Records from a data source:
--------------------------------------------------

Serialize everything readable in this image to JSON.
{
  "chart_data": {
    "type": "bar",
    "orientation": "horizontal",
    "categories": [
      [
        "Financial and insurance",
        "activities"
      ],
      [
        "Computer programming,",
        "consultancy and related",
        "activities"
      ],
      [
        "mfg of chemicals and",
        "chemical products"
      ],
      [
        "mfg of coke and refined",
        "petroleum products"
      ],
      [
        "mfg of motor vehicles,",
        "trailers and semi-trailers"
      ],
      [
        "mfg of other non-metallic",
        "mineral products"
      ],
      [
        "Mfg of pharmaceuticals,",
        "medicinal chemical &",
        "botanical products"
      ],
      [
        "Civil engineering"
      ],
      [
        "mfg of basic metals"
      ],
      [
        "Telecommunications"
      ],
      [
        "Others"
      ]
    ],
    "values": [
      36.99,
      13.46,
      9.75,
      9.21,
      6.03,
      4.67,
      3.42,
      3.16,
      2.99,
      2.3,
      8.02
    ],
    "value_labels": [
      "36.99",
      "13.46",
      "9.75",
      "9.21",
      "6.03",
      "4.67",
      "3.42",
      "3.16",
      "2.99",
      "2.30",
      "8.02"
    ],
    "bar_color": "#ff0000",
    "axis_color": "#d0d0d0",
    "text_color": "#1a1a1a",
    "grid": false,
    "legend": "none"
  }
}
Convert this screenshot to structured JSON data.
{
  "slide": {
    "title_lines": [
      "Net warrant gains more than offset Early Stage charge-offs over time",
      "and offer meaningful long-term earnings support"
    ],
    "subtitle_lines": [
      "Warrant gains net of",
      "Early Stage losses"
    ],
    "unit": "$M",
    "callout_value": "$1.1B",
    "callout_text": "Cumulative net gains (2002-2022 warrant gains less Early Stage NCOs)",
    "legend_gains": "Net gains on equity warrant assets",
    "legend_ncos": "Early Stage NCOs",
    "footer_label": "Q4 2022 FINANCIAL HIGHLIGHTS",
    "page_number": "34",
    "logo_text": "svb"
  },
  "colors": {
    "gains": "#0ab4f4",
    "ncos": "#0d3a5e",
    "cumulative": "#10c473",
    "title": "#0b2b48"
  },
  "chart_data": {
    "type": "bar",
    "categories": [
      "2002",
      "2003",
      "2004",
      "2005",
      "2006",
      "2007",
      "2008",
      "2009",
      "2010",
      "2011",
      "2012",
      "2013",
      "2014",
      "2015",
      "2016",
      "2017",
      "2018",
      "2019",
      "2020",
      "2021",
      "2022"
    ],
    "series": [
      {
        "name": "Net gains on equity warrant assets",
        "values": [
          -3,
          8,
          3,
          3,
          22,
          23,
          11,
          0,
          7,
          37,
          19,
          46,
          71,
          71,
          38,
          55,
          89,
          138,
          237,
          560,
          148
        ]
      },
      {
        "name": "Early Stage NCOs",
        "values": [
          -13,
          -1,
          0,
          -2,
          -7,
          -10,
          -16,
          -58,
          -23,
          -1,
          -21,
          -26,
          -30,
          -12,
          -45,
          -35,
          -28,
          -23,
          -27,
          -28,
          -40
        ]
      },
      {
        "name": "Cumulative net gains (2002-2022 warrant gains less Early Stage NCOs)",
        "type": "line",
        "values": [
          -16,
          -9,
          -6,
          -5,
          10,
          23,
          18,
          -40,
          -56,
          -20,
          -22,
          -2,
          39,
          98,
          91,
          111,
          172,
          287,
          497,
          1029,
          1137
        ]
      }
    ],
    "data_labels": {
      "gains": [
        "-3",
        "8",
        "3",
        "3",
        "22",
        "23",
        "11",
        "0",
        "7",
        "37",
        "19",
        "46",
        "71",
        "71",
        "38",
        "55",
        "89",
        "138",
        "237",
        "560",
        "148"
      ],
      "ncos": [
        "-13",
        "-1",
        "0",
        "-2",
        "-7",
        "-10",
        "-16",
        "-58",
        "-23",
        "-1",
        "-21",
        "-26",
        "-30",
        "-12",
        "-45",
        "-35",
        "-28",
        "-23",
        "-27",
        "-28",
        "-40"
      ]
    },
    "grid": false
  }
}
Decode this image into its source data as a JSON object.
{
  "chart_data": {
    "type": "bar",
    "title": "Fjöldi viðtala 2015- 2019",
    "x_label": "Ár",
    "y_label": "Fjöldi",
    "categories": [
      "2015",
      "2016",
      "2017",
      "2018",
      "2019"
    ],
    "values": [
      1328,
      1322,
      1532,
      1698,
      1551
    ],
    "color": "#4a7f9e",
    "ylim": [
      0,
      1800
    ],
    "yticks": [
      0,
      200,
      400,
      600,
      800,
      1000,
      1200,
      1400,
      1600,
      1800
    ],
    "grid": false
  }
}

--------------------------------------------------

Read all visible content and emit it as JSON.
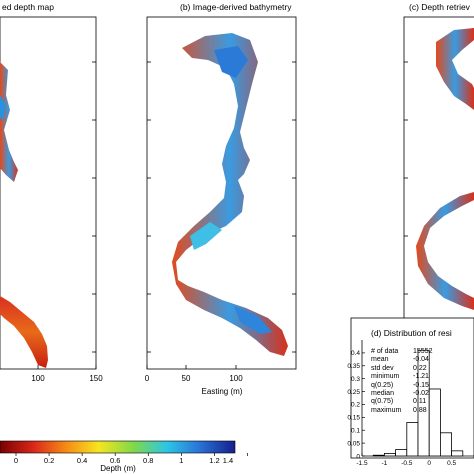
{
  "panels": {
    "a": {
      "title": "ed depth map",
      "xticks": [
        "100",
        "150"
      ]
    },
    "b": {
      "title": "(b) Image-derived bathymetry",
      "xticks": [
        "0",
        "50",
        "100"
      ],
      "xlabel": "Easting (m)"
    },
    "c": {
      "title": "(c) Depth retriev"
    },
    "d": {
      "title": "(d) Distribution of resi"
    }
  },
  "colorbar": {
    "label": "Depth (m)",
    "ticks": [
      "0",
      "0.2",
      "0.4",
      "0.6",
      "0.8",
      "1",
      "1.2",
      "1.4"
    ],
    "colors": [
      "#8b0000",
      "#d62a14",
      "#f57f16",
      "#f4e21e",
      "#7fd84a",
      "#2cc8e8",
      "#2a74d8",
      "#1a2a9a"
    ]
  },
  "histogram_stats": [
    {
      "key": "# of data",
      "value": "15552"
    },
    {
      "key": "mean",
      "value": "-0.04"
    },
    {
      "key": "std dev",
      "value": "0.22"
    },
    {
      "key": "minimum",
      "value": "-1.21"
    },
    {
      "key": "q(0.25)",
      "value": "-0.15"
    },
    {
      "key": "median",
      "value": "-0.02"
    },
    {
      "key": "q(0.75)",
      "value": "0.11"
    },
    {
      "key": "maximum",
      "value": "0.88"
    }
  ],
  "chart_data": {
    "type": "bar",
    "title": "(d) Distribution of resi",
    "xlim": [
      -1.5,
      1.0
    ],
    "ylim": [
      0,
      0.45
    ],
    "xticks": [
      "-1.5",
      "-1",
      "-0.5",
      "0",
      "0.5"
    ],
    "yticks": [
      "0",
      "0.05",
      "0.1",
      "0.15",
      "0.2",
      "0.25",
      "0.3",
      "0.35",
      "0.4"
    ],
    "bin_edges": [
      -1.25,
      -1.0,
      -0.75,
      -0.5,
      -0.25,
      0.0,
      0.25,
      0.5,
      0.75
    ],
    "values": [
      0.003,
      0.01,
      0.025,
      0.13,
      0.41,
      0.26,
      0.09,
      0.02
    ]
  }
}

--------------------------------------------------

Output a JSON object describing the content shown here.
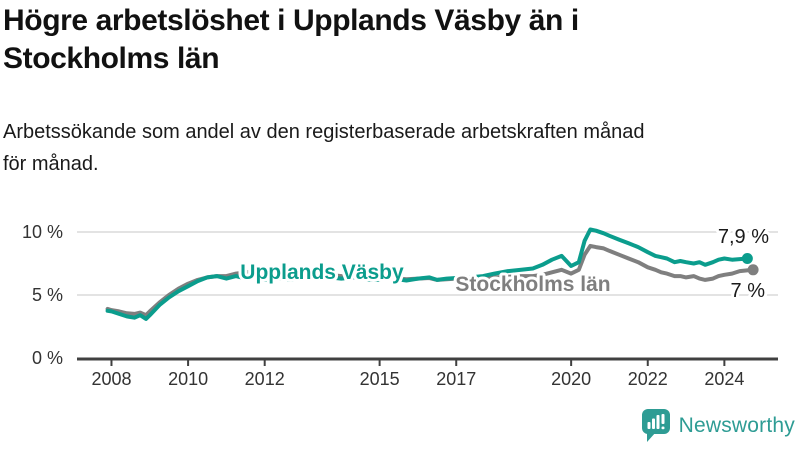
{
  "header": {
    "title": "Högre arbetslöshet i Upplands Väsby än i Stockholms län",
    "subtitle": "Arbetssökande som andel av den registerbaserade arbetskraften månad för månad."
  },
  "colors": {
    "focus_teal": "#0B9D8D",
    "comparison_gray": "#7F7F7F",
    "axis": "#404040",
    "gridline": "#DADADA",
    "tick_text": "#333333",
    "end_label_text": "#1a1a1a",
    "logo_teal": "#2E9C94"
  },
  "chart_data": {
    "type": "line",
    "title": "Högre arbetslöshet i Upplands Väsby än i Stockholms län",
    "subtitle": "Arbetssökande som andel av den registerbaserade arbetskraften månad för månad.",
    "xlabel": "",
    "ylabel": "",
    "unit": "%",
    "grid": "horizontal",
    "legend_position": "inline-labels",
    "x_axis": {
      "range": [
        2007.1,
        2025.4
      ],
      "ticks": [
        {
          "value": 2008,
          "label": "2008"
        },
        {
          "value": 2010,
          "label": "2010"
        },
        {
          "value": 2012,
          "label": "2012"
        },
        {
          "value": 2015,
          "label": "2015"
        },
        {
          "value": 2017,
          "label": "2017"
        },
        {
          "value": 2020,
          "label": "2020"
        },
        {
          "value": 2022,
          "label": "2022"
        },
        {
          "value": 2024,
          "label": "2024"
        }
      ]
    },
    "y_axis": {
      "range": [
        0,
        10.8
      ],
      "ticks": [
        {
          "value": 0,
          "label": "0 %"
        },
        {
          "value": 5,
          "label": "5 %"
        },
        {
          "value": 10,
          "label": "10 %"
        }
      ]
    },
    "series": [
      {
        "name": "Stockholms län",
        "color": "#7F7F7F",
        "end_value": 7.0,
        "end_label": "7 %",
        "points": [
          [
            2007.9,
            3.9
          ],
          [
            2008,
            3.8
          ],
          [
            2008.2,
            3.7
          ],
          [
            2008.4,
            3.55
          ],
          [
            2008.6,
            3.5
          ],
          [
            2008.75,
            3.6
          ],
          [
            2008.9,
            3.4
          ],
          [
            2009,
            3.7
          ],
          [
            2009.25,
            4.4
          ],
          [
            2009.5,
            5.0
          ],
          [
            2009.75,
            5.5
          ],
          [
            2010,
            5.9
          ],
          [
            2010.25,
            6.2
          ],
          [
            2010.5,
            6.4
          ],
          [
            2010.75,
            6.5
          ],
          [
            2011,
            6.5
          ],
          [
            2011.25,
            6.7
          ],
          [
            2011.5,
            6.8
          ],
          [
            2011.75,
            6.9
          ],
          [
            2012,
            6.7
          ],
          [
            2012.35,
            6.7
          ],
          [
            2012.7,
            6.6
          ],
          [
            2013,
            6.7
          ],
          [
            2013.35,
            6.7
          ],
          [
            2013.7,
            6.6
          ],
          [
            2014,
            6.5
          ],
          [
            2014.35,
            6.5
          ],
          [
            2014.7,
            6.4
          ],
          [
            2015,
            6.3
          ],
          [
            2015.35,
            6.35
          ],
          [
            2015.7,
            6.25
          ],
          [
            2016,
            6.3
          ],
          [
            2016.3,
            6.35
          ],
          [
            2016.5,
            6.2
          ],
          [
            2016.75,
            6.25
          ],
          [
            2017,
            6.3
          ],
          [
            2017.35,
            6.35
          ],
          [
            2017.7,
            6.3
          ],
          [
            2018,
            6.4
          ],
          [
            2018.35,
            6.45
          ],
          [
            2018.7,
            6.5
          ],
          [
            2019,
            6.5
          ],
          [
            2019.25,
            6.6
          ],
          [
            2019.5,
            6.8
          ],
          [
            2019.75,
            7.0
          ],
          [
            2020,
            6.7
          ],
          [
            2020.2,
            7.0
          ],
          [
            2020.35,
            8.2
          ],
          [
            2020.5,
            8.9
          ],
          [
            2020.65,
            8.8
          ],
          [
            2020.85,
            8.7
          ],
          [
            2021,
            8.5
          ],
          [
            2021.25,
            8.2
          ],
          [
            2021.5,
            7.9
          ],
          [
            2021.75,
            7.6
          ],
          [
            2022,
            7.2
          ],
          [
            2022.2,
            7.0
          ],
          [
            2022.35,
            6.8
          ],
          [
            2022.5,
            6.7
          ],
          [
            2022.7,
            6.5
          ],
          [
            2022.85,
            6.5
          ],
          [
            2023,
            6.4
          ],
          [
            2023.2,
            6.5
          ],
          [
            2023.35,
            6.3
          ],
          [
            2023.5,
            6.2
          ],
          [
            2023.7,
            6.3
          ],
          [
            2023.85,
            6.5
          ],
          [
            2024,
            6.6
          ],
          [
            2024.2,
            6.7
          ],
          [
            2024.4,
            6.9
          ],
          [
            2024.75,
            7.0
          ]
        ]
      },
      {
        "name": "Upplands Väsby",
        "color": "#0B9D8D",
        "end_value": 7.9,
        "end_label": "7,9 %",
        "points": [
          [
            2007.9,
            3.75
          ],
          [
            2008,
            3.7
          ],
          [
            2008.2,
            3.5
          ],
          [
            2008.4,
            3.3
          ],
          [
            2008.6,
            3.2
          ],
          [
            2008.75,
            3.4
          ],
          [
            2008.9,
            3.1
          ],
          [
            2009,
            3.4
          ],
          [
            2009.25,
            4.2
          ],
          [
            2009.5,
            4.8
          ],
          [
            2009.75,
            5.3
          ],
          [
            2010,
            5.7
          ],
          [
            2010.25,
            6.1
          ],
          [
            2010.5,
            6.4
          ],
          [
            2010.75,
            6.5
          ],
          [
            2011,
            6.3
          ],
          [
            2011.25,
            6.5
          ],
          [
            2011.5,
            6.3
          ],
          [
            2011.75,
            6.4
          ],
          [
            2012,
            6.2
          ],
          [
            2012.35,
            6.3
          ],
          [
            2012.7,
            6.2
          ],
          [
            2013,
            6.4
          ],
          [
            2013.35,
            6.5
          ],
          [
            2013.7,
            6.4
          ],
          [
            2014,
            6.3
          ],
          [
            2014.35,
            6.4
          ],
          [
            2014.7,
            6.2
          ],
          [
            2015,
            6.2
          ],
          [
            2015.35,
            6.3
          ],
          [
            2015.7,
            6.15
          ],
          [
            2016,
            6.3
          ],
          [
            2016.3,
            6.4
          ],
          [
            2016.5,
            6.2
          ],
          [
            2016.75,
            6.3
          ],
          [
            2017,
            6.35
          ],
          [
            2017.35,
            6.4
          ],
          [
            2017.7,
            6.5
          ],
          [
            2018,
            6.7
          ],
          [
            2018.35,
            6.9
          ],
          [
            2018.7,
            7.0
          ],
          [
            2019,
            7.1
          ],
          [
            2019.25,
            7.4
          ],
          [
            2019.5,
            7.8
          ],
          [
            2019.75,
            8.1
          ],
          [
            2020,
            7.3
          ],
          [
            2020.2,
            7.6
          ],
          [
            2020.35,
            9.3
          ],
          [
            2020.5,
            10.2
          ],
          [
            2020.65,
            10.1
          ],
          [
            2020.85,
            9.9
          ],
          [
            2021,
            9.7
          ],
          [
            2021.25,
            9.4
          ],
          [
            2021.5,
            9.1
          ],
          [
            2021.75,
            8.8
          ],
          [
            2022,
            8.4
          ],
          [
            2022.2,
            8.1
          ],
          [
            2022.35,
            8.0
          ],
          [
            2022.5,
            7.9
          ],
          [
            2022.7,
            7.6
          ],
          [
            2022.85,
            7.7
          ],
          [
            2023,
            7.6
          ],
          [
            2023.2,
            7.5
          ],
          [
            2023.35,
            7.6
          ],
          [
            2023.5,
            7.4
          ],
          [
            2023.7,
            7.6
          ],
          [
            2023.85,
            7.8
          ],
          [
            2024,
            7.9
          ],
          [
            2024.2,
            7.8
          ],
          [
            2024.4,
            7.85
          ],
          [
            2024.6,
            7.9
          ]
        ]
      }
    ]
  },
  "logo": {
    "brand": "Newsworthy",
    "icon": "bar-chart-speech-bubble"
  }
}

--------------------------------------------------

*WHAT YOU SHOULD DO*: Which lines above contain the word "månad"? Copy each of them.

*SOLUTION TO THIS TASK*:
    "subtitle": "Arbetssökande som andel av den registerbaserade arbetskraften månad för månad."
    "subtitle": "Arbetssökande som andel av den registerbaserade arbetskraften månad för månad.",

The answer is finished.